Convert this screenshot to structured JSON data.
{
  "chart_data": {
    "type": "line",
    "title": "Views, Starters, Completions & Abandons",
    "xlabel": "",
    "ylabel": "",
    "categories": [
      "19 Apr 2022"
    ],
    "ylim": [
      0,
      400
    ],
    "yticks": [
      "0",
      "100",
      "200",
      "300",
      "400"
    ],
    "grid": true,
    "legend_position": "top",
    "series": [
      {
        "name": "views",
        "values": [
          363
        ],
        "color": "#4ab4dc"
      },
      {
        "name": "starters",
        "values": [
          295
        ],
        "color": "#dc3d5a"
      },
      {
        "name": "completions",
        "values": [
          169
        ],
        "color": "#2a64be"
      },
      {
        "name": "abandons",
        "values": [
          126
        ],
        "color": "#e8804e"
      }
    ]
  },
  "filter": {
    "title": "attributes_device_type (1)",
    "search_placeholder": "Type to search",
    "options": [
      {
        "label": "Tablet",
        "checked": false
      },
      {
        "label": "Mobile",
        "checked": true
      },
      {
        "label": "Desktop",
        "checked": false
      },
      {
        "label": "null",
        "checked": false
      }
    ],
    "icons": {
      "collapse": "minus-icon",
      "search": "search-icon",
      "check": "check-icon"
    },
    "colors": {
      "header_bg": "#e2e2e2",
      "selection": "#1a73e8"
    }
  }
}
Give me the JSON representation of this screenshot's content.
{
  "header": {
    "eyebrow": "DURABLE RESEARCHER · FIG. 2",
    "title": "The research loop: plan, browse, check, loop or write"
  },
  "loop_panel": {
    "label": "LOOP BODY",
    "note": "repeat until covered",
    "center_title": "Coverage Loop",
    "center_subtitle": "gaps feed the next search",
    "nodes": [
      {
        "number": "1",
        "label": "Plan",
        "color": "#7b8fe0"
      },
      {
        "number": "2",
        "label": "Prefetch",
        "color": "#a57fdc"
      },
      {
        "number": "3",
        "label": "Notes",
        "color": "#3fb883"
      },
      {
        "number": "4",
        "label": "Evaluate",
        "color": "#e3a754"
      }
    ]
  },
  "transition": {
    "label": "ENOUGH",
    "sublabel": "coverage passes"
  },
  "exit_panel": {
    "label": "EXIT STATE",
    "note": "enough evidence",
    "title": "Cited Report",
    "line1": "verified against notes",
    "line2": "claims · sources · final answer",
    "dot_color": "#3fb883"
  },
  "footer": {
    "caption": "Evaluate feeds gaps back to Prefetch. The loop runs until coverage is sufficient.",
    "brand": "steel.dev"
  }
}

_ _ _ _

Exercise goal: Repeat every entry exactly as written above.

Written reply:
Convert this screenshot to structured JSON data.
{
  "chart_data": {
    "type": "line",
    "title": "Views, Starters, Completions & Abandons",
    "xlabel": "",
    "ylabel": "",
    "categories": [
      "19 Apr 2022"
    ],
    "ylim": [
      0,
      400
    ],
    "yticks": [
      "0",
      "100",
      "200",
      "300",
      "400"
    ],
    "grid": true,
    "legend_position": "top",
    "series": [
      {
        "name": "views",
        "values": [
          363
        ],
        "color": "#4ab4dc"
      },
      {
        "name": "starters",
        "values": [
          295
        ],
        "color": "#dc3d5a"
      },
      {
        "name": "completions",
        "values": [
          169
        ],
        "color": "#2a64be"
      },
      {
        "name": "abandons",
        "values": [
          126
        ],
        "color": "#e8804e"
      }
    ]
  },
  "filter": {
    "title": "attributes_device_type (1)",
    "search_placeholder": "Type to search",
    "options": [
      {
        "label": "Tablet",
        "checked": false
      },
      {
        "label": "Mobile",
        "checked": true
      },
      {
        "label": "Desktop",
        "checked": false
      },
      {
        "label": "null",
        "checked": false
      }
    ],
    "icons": {
      "collapse": "minus-icon",
      "search": "search-icon",
      "check": "check-icon"
    },
    "colors": {
      "header_bg": "#e2e2e2",
      "selection": "#1a73e8"
    }
  }
}
Give me the JSON representation of this screenshot's content.
{
  "header": {
    "eyebrow": "DURABLE RESEARCHER · FIG. 2",
    "title": "The research loop: plan, browse, check, loop or write"
  },
  "loop_panel": {
    "label": "LOOP BODY",
    "note": "repeat until covered",
    "center_title": "Coverage Loop",
    "center_subtitle": "gaps feed the next search",
    "nodes": [
      {
        "number": "1",
        "label": "Plan",
        "color": "#7b8fe0"
      },
      {
        "number": "2",
        "label": "Prefetch",
        "color": "#a57fdc"
      },
      {
        "number": "3",
        "label": "Notes",
        "color": "#3fb883"
      },
      {
        "number": "4",
        "label": "Evaluate",
        "color": "#e3a754"
      }
    ]
  },
  "transition": {
    "label": "ENOUGH",
    "sublabel": "coverage passes"
  },
  "exit_panel": {
    "label": "EXIT STATE",
    "note": "enough evidence",
    "title": "Cited Report",
    "line1": "verified against notes",
    "line2": "claims · sources · final answer",
    "dot_color": "#3fb883"
  },
  "footer": {
    "caption": "Evaluate feeds gaps back to Prefetch. The loop runs until coverage is sufficient.",
    "brand": "steel.dev"
  }
}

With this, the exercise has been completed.